# [DESCRIPTION OF THE TASK]
Find the word "JSON" in the records below. List each line containing it.

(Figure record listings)
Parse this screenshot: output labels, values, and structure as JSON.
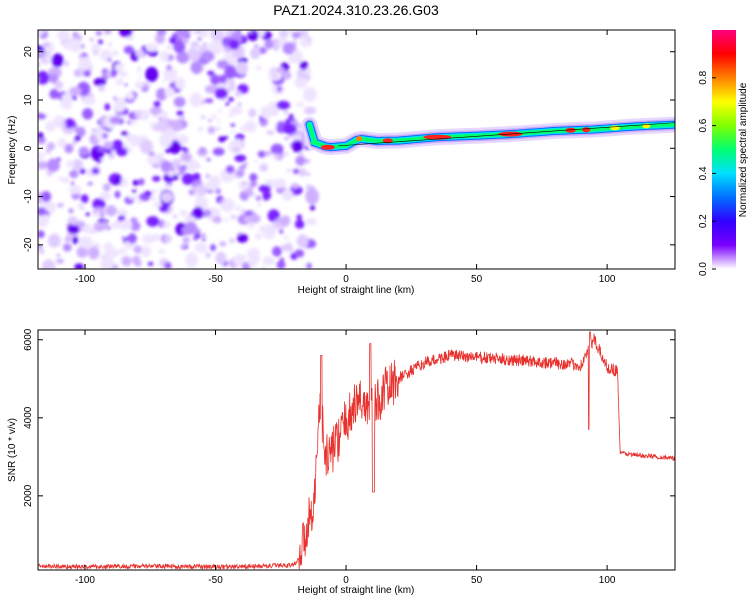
{
  "title": "PAZ1.2024.310.23.26.G03",
  "colors": {
    "snr_line": "#e8302c",
    "colorbar": [
      "#ffffff",
      "#7a00ff",
      "#3000ff",
      "#0070ff",
      "#00e0ff",
      "#00ff70",
      "#80ff00",
      "#ffff00",
      "#ff8000",
      "#ff0000",
      "#ff0080"
    ]
  },
  "chart_data": [
    {
      "type": "heatmap",
      "xlabel": "Height of straight line (km)",
      "ylabel": "Frequency (Hz)",
      "xlim": [
        -118,
        126
      ],
      "ylim": [
        -25,
        24.5
      ],
      "xticks": [
        "-100",
        "-50",
        "0",
        "50",
        "100"
      ],
      "yticks": [
        "-20",
        "-10",
        "0",
        "10",
        "20"
      ],
      "colorbar": {
        "label": "Normalized spectral amplitude",
        "range": [
          0,
          1
        ],
        "ticks": [
          "0.0",
          "0.2",
          "0.4",
          "0.6",
          "0.8"
        ]
      },
      "noise_region_x": [
        -118,
        -15
      ],
      "ridge": [
        {
          "x": -12,
          "y": 1.2
        },
        {
          "x": -7,
          "y": 0.2
        },
        {
          "x": 0,
          "y": 0.5
        },
        {
          "x": 5,
          "y": 2.0
        },
        {
          "x": 12,
          "y": 1.5
        },
        {
          "x": 20,
          "y": 1.6
        },
        {
          "x": 35,
          "y": 2.3
        },
        {
          "x": 50,
          "y": 2.6
        },
        {
          "x": 65,
          "y": 3.0
        },
        {
          "x": 80,
          "y": 3.6
        },
        {
          "x": 95,
          "y": 3.9
        },
        {
          "x": 110,
          "y": 4.5
        },
        {
          "x": 126,
          "y": 4.9
        }
      ]
    },
    {
      "type": "line",
      "xlabel": "Height of straight line (km)",
      "ylabel": "SNR (10 * v/v)",
      "xlim": [
        -118,
        126
      ],
      "ylim": [
        100,
        6250
      ],
      "xticks": [
        "-100",
        "-50",
        "0",
        "50",
        "100"
      ],
      "yticks": [
        "2000",
        "4000",
        "6000"
      ],
      "series": [
        {
          "color": "#e8302c",
          "x": [
            -118,
            -100,
            -80,
            -60,
            -40,
            -20,
            -18,
            -15,
            -12,
            -10,
            -8,
            -5,
            0,
            5,
            10,
            15,
            20,
            30,
            40,
            50,
            60,
            70,
            80,
            90,
            95,
            100,
            104,
            105,
            110,
            120,
            126
          ],
          "y": [
            200,
            180,
            200,
            190,
            180,
            230,
            400,
            1200,
            2000,
            4500,
            3000,
            3200,
            3900,
            4500,
            4200,
            4700,
            5000,
            5400,
            5600,
            5550,
            5500,
            5450,
            5400,
            5350,
            6000,
            5300,
            5200,
            3100,
            3050,
            3000,
            2950
          ]
        }
      ]
    }
  ]
}
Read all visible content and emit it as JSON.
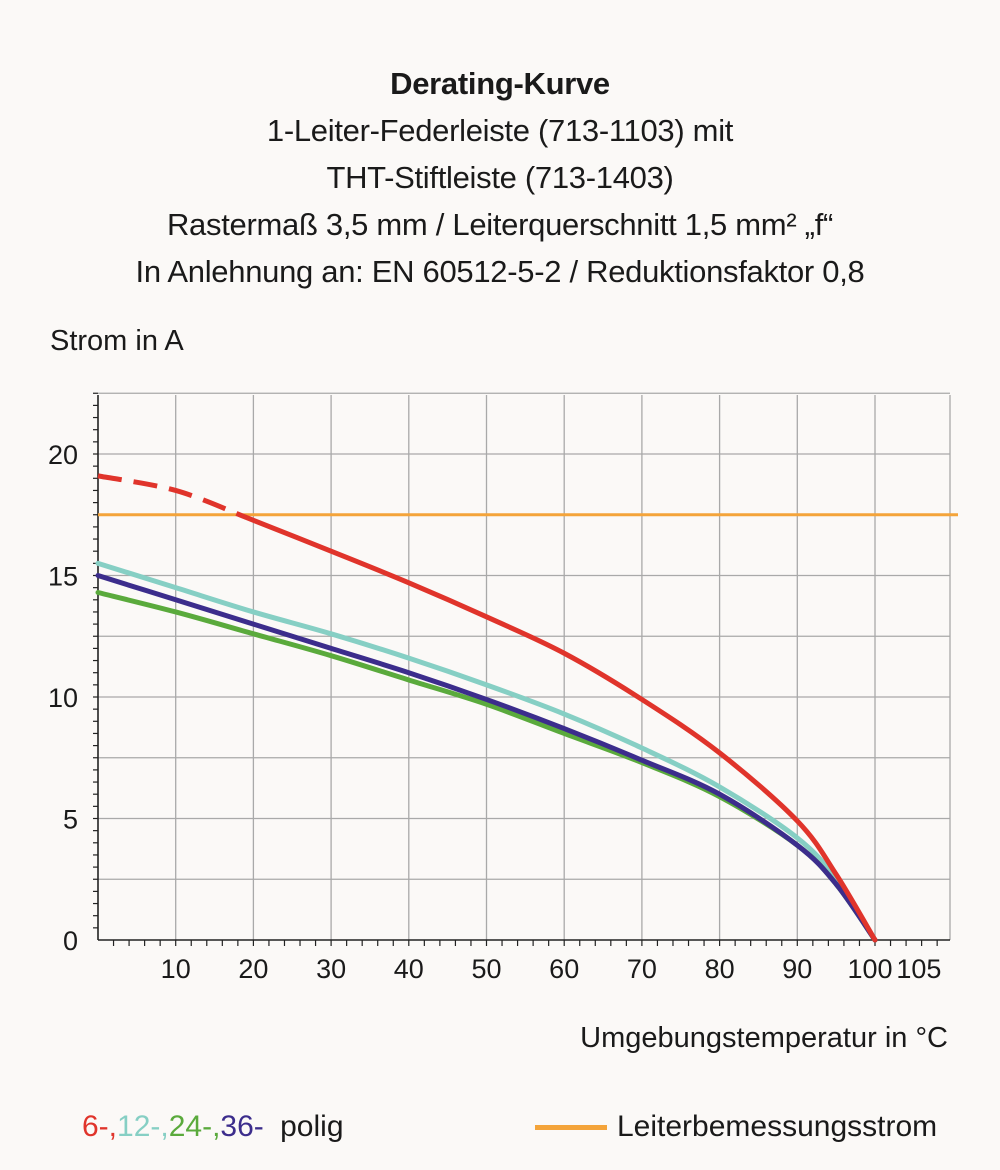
{
  "chart_data": {
    "type": "line",
    "title": "Derating-Kurve",
    "subtitle_lines": [
      "1-Leiter-Federleiste (713-1103) mit",
      "THT-Stiftleiste (713-1403)",
      "Rastermaß 3,5 mm / Leiterquerschnitt 1,5 mm² „f“",
      "In Anlehnung an: EN 60512-5-2 / Reduktionsfaktor 0,8"
    ],
    "ylabel": "Strom in A",
    "xlabel": "Umgebungstemperatur in °C",
    "xlim": [
      0,
      108
    ],
    "ylim": [
      0,
      22.5
    ],
    "x_ticks": [
      10,
      20,
      30,
      40,
      50,
      60,
      70,
      80,
      90,
      100,
      105
    ],
    "y_ticks": [
      0,
      5,
      10,
      15,
      20
    ],
    "grid": true,
    "series": [
      {
        "name": "6-",
        "color": "#e0342b",
        "x": [
          0,
          10,
          19,
          30,
          40,
          50,
          60,
          70,
          80,
          90,
          95,
          100
        ],
        "y": [
          19.1,
          18.5,
          17.4,
          16.0,
          14.7,
          13.3,
          11.8,
          9.9,
          7.7,
          4.9,
          2.7,
          0
        ],
        "dashed_until": 19
      },
      {
        "name": "12-",
        "color": "#86cfc4",
        "x": [
          0,
          10,
          20,
          30,
          40,
          50,
          60,
          70,
          80,
          90,
          95,
          100
        ],
        "y": [
          15.5,
          14.5,
          13.5,
          12.6,
          11.6,
          10.5,
          9.3,
          7.9,
          6.3,
          4.2,
          2.5,
          0
        ]
      },
      {
        "name": "24-",
        "color": "#5aaa3c",
        "x": [
          0,
          10,
          20,
          30,
          40,
          50,
          60,
          70,
          80,
          90,
          95,
          100
        ],
        "y": [
          14.3,
          13.5,
          12.6,
          11.7,
          10.7,
          9.7,
          8.5,
          7.3,
          5.9,
          3.9,
          2.3,
          0
        ]
      },
      {
        "name": "36-",
        "color": "#3c2d8c",
        "x": [
          0,
          10,
          20,
          30,
          40,
          50,
          60,
          70,
          80,
          90,
          95,
          100
        ],
        "y": [
          15.0,
          14.0,
          13.0,
          12.0,
          11.0,
          9.9,
          8.7,
          7.4,
          6.0,
          3.9,
          2.3,
          0
        ]
      }
    ],
    "reference_line": {
      "name": "Leiterbemessungsstrom",
      "y": 17.5,
      "color": "#f4a43a"
    }
  },
  "legend": {
    "items": [
      {
        "text": "6-,",
        "color": "#e0342b"
      },
      {
        "text": "12-,",
        "color": "#86cfc4"
      },
      {
        "text": "24-,",
        "color": "#5aaa3c"
      },
      {
        "text": "36-",
        "color": "#3c2d8c"
      }
    ],
    "suffix": "polig"
  }
}
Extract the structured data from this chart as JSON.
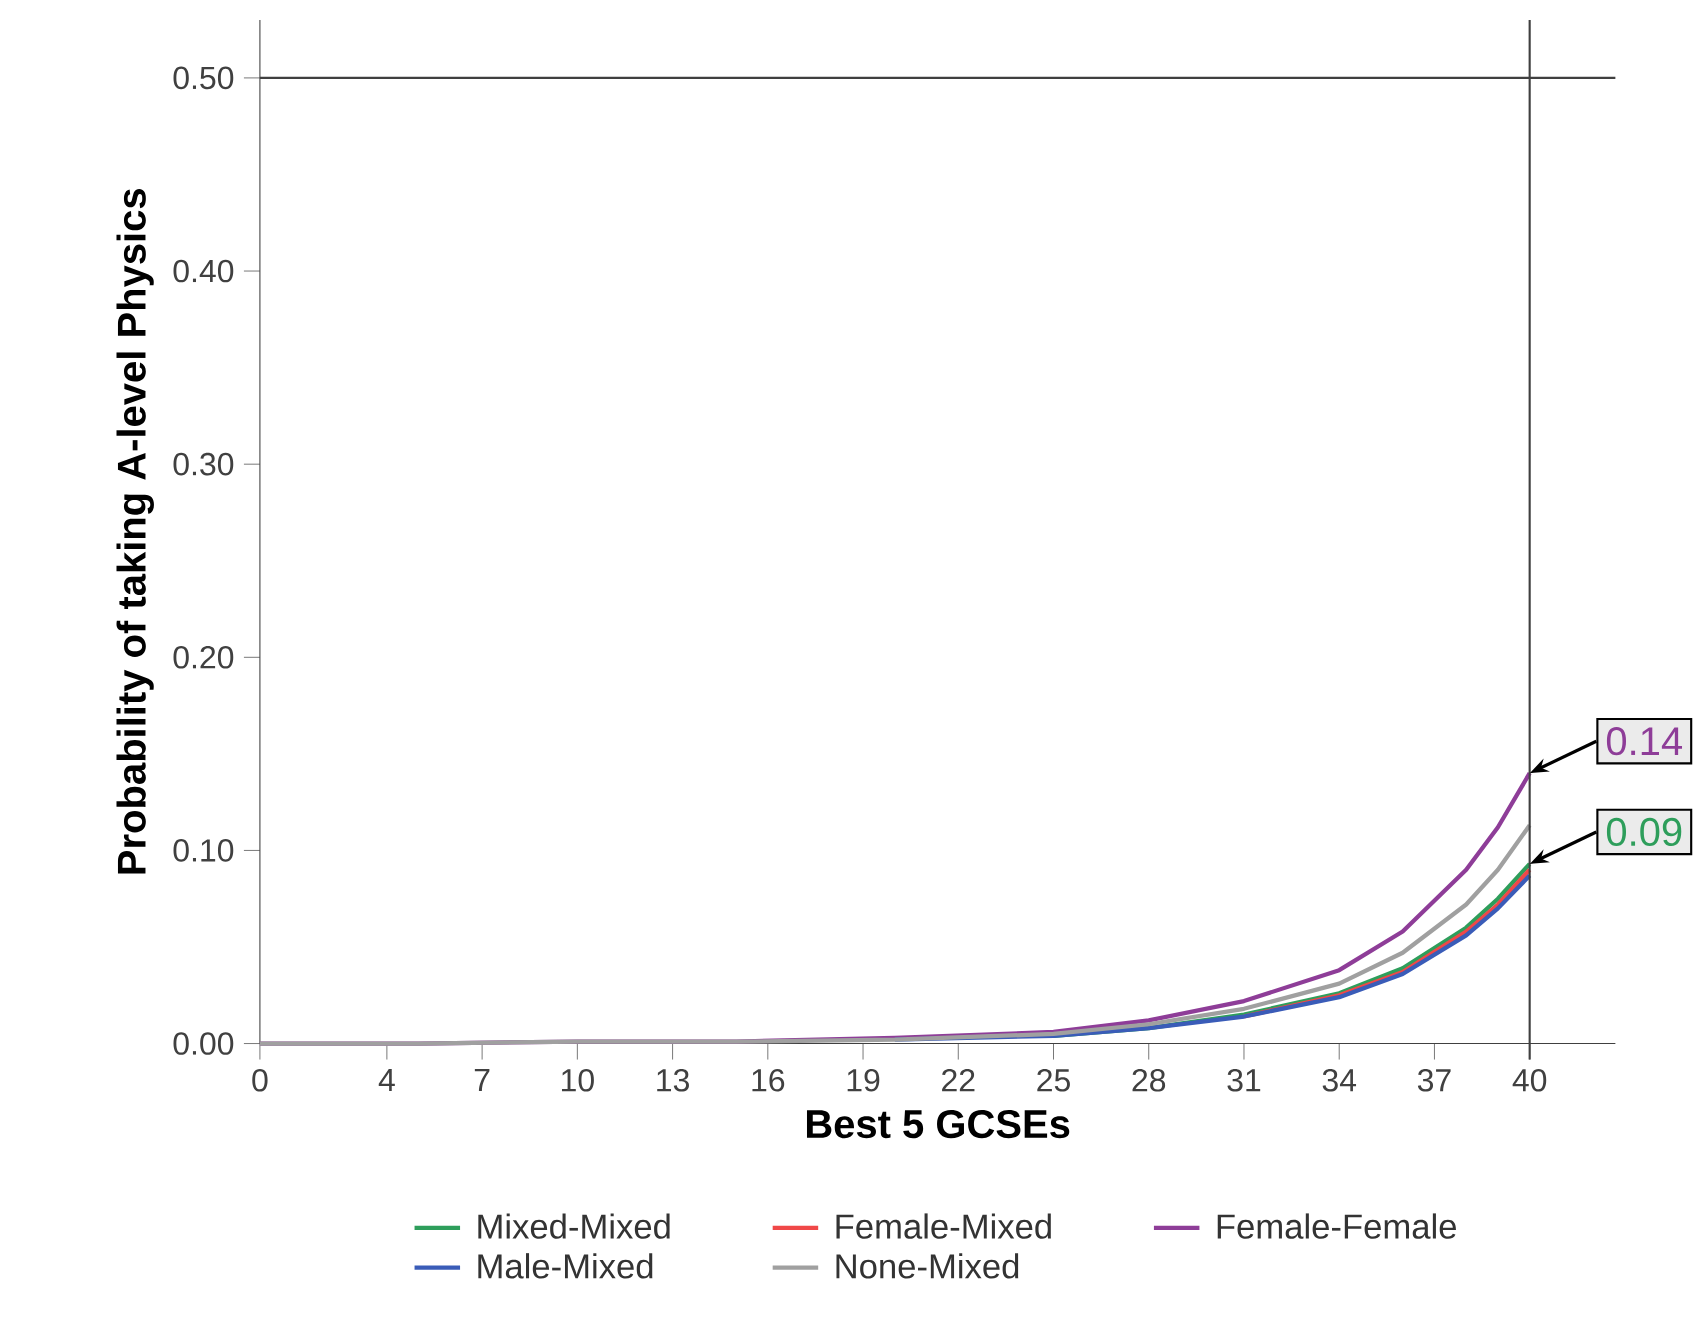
{
  "chart_data": {
    "type": "line",
    "xlabel": "Best 5 GCSEs",
    "ylabel": "Probability of taking A-level Physics",
    "x": [
      0,
      5,
      10,
      15,
      20,
      25,
      28,
      31,
      34,
      36,
      38,
      39,
      40
    ],
    "series": [
      {
        "name": "Mixed-Mixed",
        "color": "#2e9e5b",
        "values": [
          null,
          null,
          null,
          null,
          null,
          0.004,
          0.008,
          0.015,
          0.026,
          0.039,
          0.06,
          0.075,
          0.093
        ]
      },
      {
        "name": "Female-Mixed",
        "color": "#f04848",
        "values": [
          null,
          null,
          null,
          null,
          null,
          null,
          null,
          0.014,
          0.025,
          0.037,
          0.058,
          0.072,
          0.09
        ]
      },
      {
        "name": "Female-Female",
        "color": "#8e3d98",
        "values": [
          0.0,
          0.0,
          0.001,
          0.001,
          0.003,
          0.006,
          0.012,
          0.022,
          0.038,
          0.058,
          0.09,
          0.112,
          0.14
        ]
      },
      {
        "name": "Male-Mixed",
        "color": "#3a5cb8",
        "values": [
          null,
          null,
          null,
          null,
          0.002,
          0.004,
          0.008,
          0.014,
          0.024,
          0.036,
          0.056,
          0.07,
          0.087
        ]
      },
      {
        "name": "None-Mixed",
        "color": "#a0a0a0",
        "values": [
          0.0,
          0.0,
          0.001,
          0.001,
          0.002,
          0.005,
          0.01,
          0.018,
          0.031,
          0.047,
          0.072,
          0.09,
          0.113
        ]
      }
    ],
    "xlim": [
      0,
      42.7
    ],
    "ylim": [
      0,
      0.53
    ],
    "xticks": [
      0,
      4,
      7,
      10,
      13,
      16,
      19,
      22,
      25,
      28,
      31,
      34,
      37,
      40
    ],
    "yticks": [
      {
        "value": 0,
        "label": "0.00"
      },
      {
        "value": 0.1,
        "label": "0.10"
      },
      {
        "value": 0.2,
        "label": "0.20"
      },
      {
        "value": 0.3,
        "label": "0.30"
      },
      {
        "value": 0.4,
        "label": "0.40"
      },
      {
        "value": 0.5,
        "label": "0.50"
      }
    ],
    "ref_lines": [
      {
        "axis": "y",
        "value": 0.5
      },
      {
        "axis": "x",
        "value": 40
      }
    ],
    "annotations": [
      {
        "text": "0.14",
        "x": 40,
        "y": 0.14
      },
      {
        "text": "0.09",
        "x": 40,
        "y": 0.093
      }
    ],
    "legend": "bottom",
    "grid": false,
    "marker": "none",
    "line_style": "solid"
  }
}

# [ANSWER TO THE TASK]
Parse this screenshot: output labels, values, and structure as JSON.
Read all visible content and emit it as JSON.
Extract the structured data from this chart as JSON.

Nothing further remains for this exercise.